YOUR GOAL | Return all lines that include the string "email".

GIVEN RECORDS |
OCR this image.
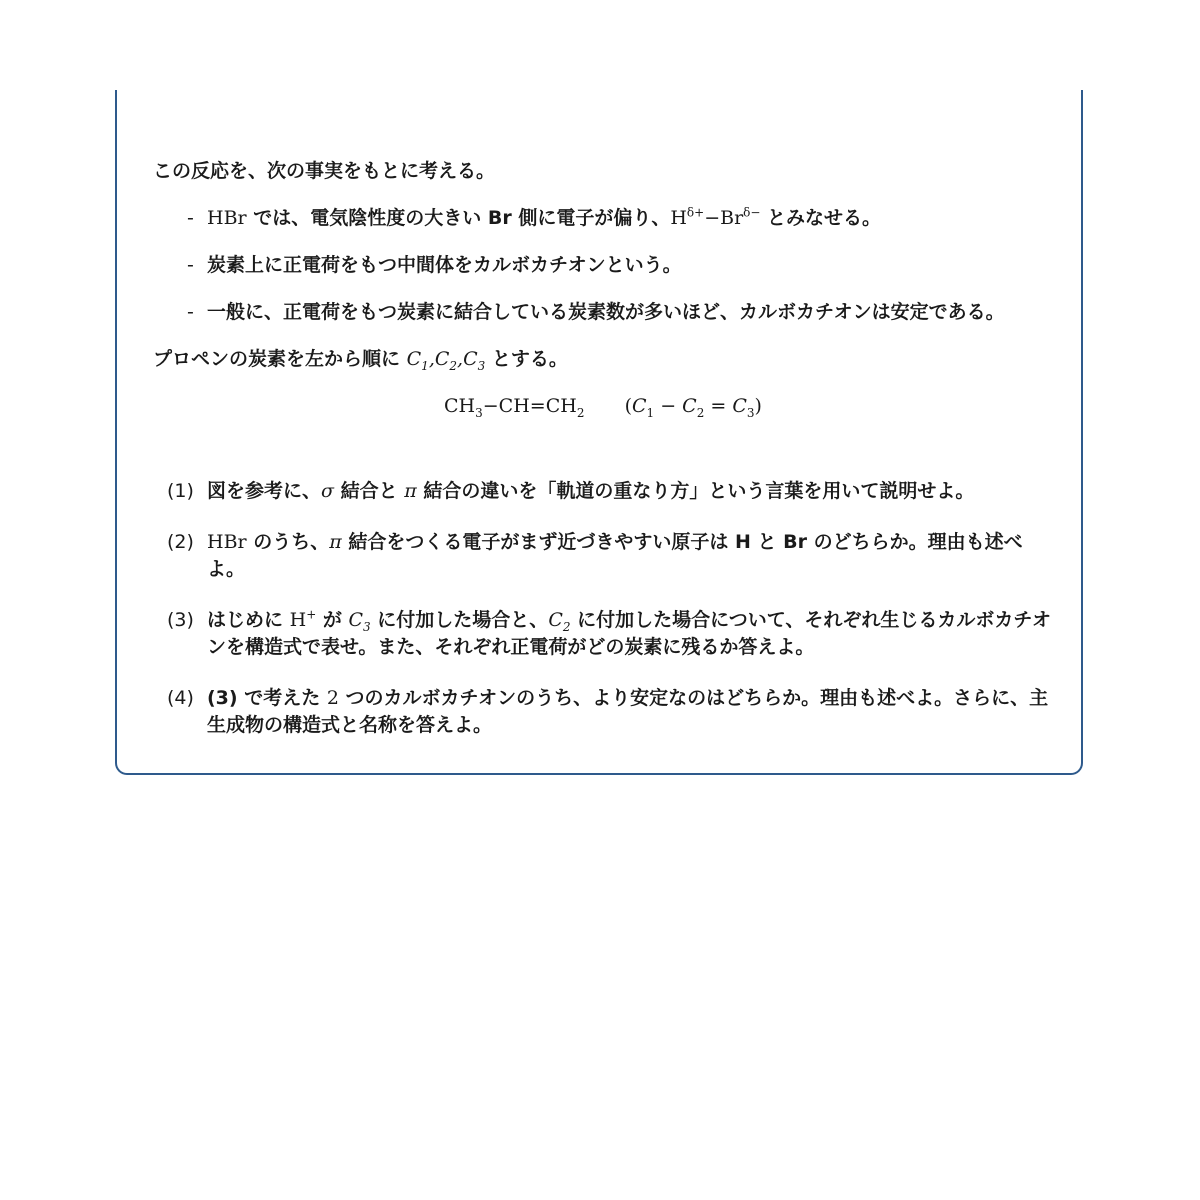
この反応を、次の事実をもとに考える。

- HBr では、電気陰性度の大きい Br 側に電子が偏り、$H^{\delta+}-Br^{\delta-}$ とみなせる。
- 炭素上に正電荷をもつ中間体をカルボカチオンという。
- 一般に、正電荷をもつ炭素に結合している炭素数が多いほど、カルボカチオンは安定である。

プロペンの炭素を左から順に $C_1,C_2,C_3$ とする。

$CH_3-CH=CH_2$ $(C_1 - C_2 = C_3)$
(1) 図を参考に、σ 結合と π 結合の違いを「軌道の重なり方」という言葉を用いて説明せよ。
(2) HBr のうち、π 結合をつくる電子がまず近づきやすい原子は H と Br のどちらか。理由も述べよ。
(3) はじめに H+ が $C_3$ に付加した場合と、$C_2$ に付加した場合について、それぞれ生じるカルボカチオンを構造式で表せ。また、それぞれ正電荷がどの炭素に残るか答えよ。
(4) (3) で考えた 2 つのカルボカチオンのうち、より安定なのはどちらか。理由も述べよ。さらに、主生成物の構造式と名称を答えよ。
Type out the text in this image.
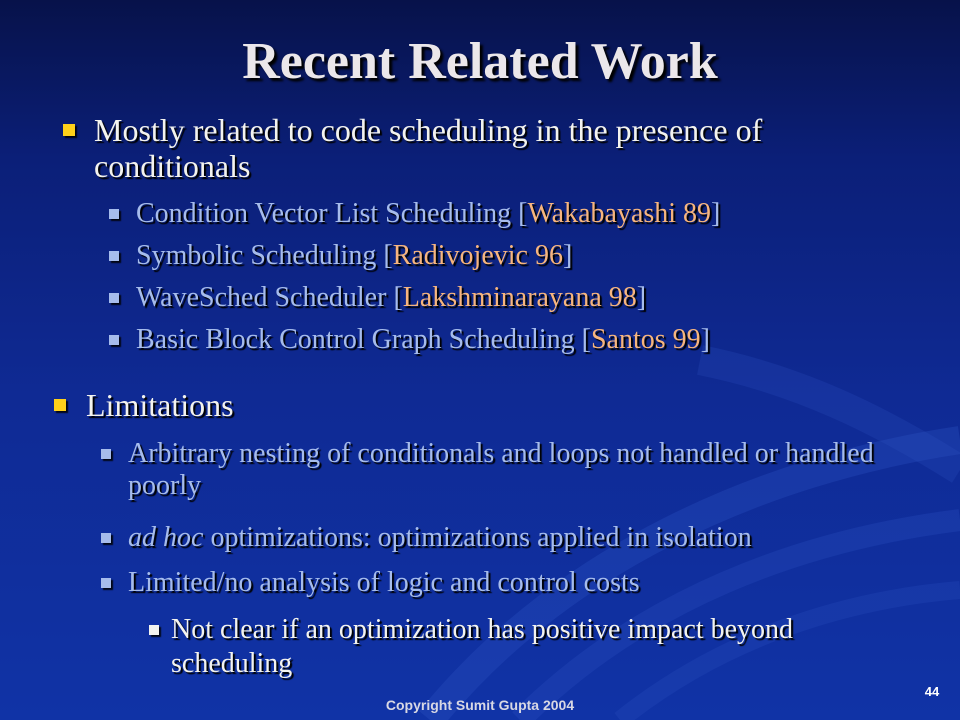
Recent Related Work
Mostly related to code scheduling in the presence of conditionals
Condition Vector List Scheduling [Wakabayashi 89]
Symbolic Scheduling [Radivojevic 96]
WaveSched Scheduler [Lakshminarayana 98]
Basic Block Control Graph Scheduling [Santos 99]
Limitations
Arbitrary nesting of conditionals and loops not handled or handled poorly
ad hoc optimizations: optimizations applied in isolation
Limited/no analysis of logic and control costs
Not clear if an optimization has positive impact beyond scheduling
Copyright Sumit Gupta 2004
44
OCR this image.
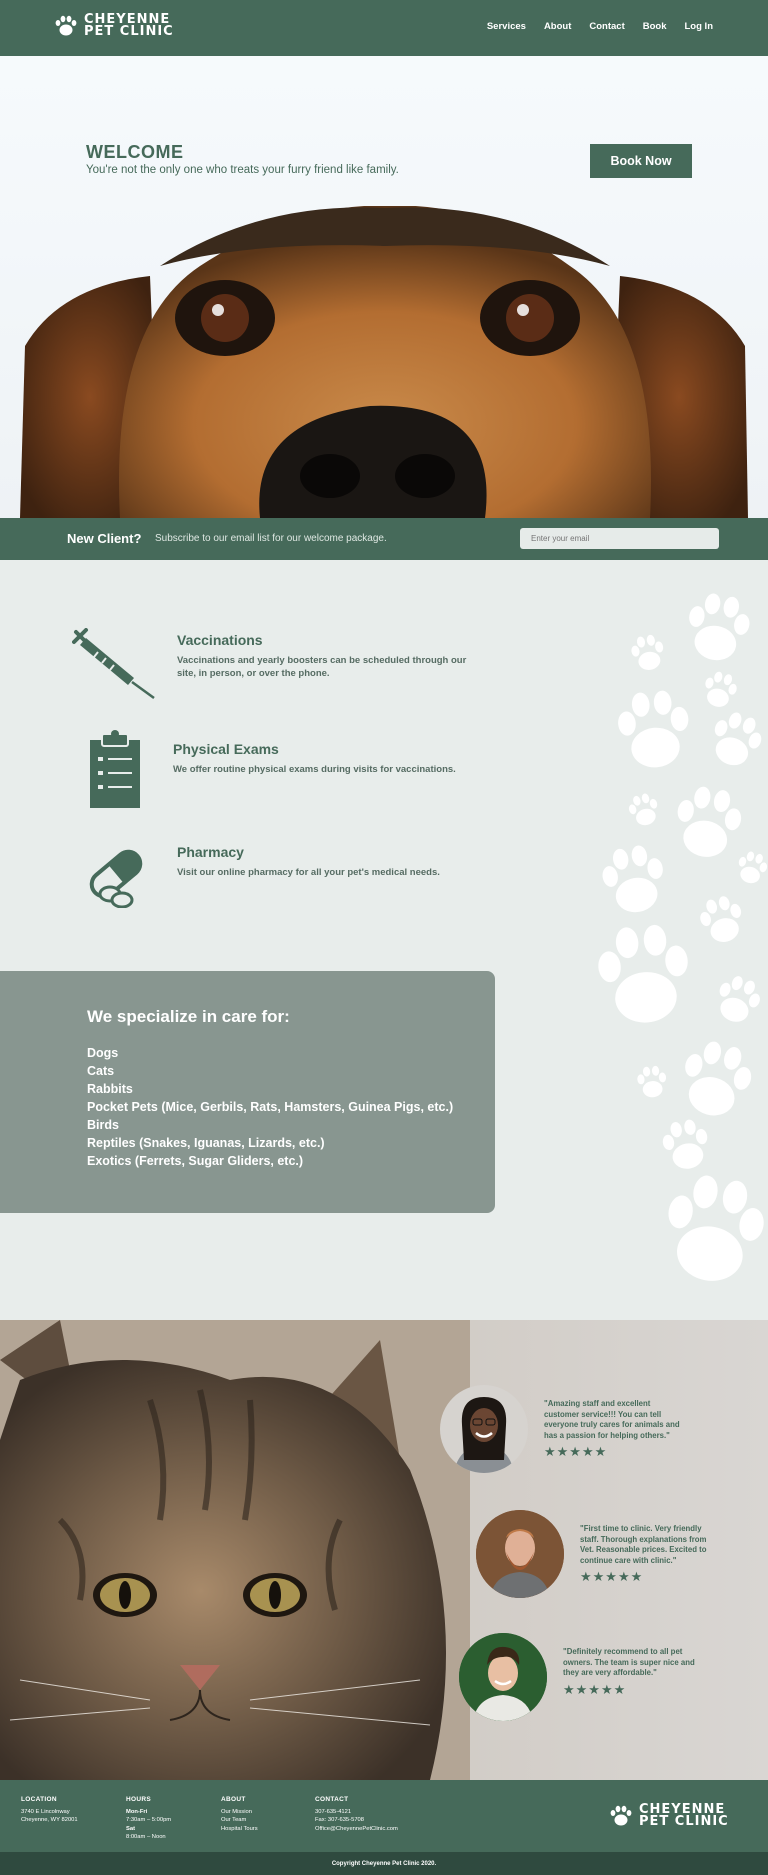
CHEYENNE
PET CLINIC	Services About Contact Book Log In
WELCOME
You're not the only one who treats your furry friend like family.
Book Now
New Client? Subscribe to our email list for our welcome package.
Enter your email
Vaccinations
Vaccinations and yearly boosters can be scheduled through our site, in person, or over the phone.
Physical Exams
We offer routine physical exams during visits for vaccinations.
Pharmacy
Visit our online pharmacy for all your pet's medical needs.
We specialize in care for:
Dogs
Cats
Rabbits
Pocket Pets (Mice, Gerbils, Rats, Hamsters, Guinea Pigs, etc.)
Birds
Reptiles (Snakes, Iguanas, Lizards, etc.)
Exotics (Ferrets, Sugar Gliders, etc.)
"Amazing staff and excellent customer service!!! You can tell everyone truly cares for animals and has a passion for helping others."
★★★★★
"First time to clinic. Very friendly staff. Thorough explanations from Vet. Reasonable prices. Excited to continue care with clinic."
★★★★★
"Definitely recommend to all pet owners. The team is super nice and they are very affordable."
★★★★★
LOCATION
3740 E Lincolnway
Cheyenne, WY 82001
HOURS
Mon-Fri
7:30am – 5:00pm
Sat
8:00am – Noon
ABOUT
Our Mission
Our Team
Hospital Tours
CONTACT
307-635-4121
Fax: 307-635-5708
Office@CheyennePetClinic.com
CHEYENNE
PET CLINIC
Copyright Cheyenne Pet Clinic 2020.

SOLUTION FOR THIS PROBLEM |
New Client? Subscribe to our email list for our welcome package.
Enter your email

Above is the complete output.